Your task :: Below are records. Count every line containing the word "Live" and give the number alone.

----------

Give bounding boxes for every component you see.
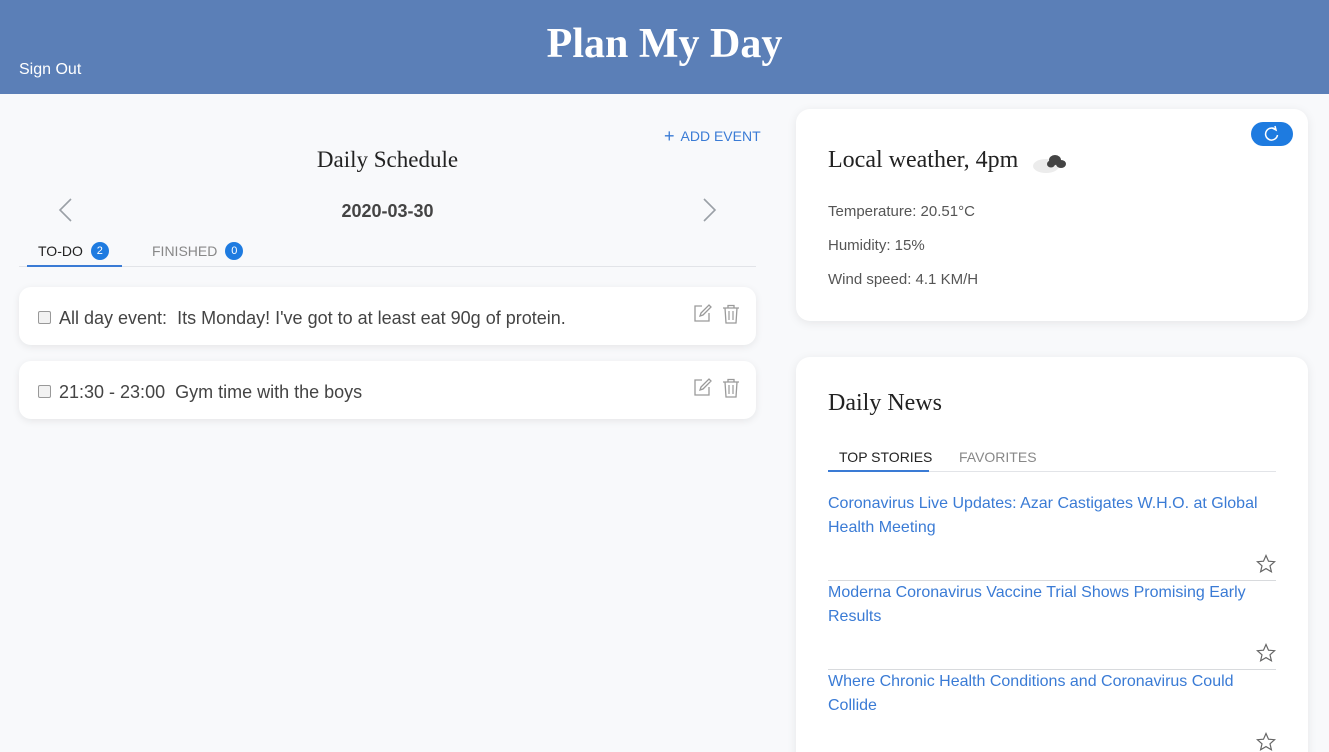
cloudy-icon (1032, 149, 1070, 175)
star-icon[interactable] (1255, 554, 1277, 574)
todo-count-badge: 2 (90, 242, 109, 260)
tab-todo[interactable]: TO-DO 2 (38, 242, 109, 260)
wind-speed-text: Wind speed: 4.1 KM/H (828, 271, 979, 288)
next-day-chevron-icon[interactable] (696, 196, 720, 224)
tab-finished[interactable]: FINISHED 0 (152, 242, 244, 260)
plus-icon: + (664, 126, 675, 146)
news-headline-link[interactable]: Moderna Coronavirus Vaccine Trial Shows … (828, 581, 1258, 629)
star-icon[interactable] (1255, 643, 1277, 663)
current-date: 2020-03-30 (341, 201, 434, 221)
news-headline-link[interactable]: Coronavirus Live Updates: Azar Castigate… (828, 492, 1258, 540)
event-description: Gym time with the boys (175, 382, 363, 402)
news-headline-link[interactable]: Where Chronic Health Conditions and Coro… (828, 670, 1258, 718)
news-tabs: TOP STORIES FAVORITES (828, 441, 1276, 472)
schedule-tabs: TO-DO 2 FINISHED 0 (19, 236, 756, 267)
add-event-label: ADD EVENT (680, 128, 761, 144)
event-checkbox[interactable] (38, 385, 51, 398)
weather-title: Local weather, 4pm (828, 147, 1019, 173)
finished-count-badge: 0 (225, 242, 244, 260)
trash-icon[interactable] (722, 378, 740, 398)
star-icon[interactable] (1255, 732, 1277, 752)
edit-icon[interactable] (692, 304, 712, 324)
news-card: Daily News TOP STORIES FAVORITES Coronav… (796, 357, 1308, 752)
schedule-title: Daily Schedule (316, 147, 459, 172)
tab-finished-label: FINISHED (152, 243, 218, 259)
add-event-button[interactable]: + ADD EVENT (664, 126, 761, 146)
event-text: All day event: Its Monday! I've got to a… (59, 308, 566, 329)
event-description: Its Monday! I've got to at least eat 90g… (177, 308, 566, 328)
temperature-text: Temperature: 20.51°C (828, 203, 975, 220)
app-header: Plan My Day Sign Out (0, 0, 1329, 94)
weather-card: Local weather, 4pm Temperature: 20.51°C … (796, 109, 1308, 321)
edit-icon[interactable] (692, 378, 712, 398)
event-text: 21:30 - 23:00 Gym time with the boys (59, 382, 362, 403)
news-item: Moderna Coronavirus Vaccine Trial Shows … (828, 581, 1277, 670)
news-item: Where Chronic Health Conditions and Coro… (828, 670, 1277, 752)
tab-todo-label: TO-DO (38, 243, 83, 259)
news-item: Coronavirus Live Updates: Azar Castigate… (828, 492, 1277, 581)
refresh-button[interactable] (1251, 122, 1293, 146)
humidity-text: Humidity: 15% (828, 237, 925, 254)
tab-top-stories[interactable]: TOP STORIES (839, 449, 932, 465)
news-title: Daily News (828, 390, 942, 416)
event-card: 21:30 - 23:00 Gym time with the boys (19, 361, 756, 419)
event-time: All day event: (59, 308, 168, 328)
trash-icon[interactable] (722, 304, 740, 324)
sign-out-link[interactable]: Sign Out (19, 61, 81, 79)
event-checkbox[interactable] (38, 311, 51, 324)
refresh-icon (1264, 125, 1279, 141)
tab-favorites[interactable]: FAVORITES (959, 449, 1037, 465)
active-news-tab-indicator (828, 470, 929, 472)
active-tab-indicator (27, 265, 122, 267)
event-card: All day event: Its Monday! I've got to a… (19, 287, 756, 345)
app-title: Plan My Day (546, 21, 783, 67)
event-time: 21:30 - 23:00 (59, 382, 166, 402)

----------

Solution to the problem :: 2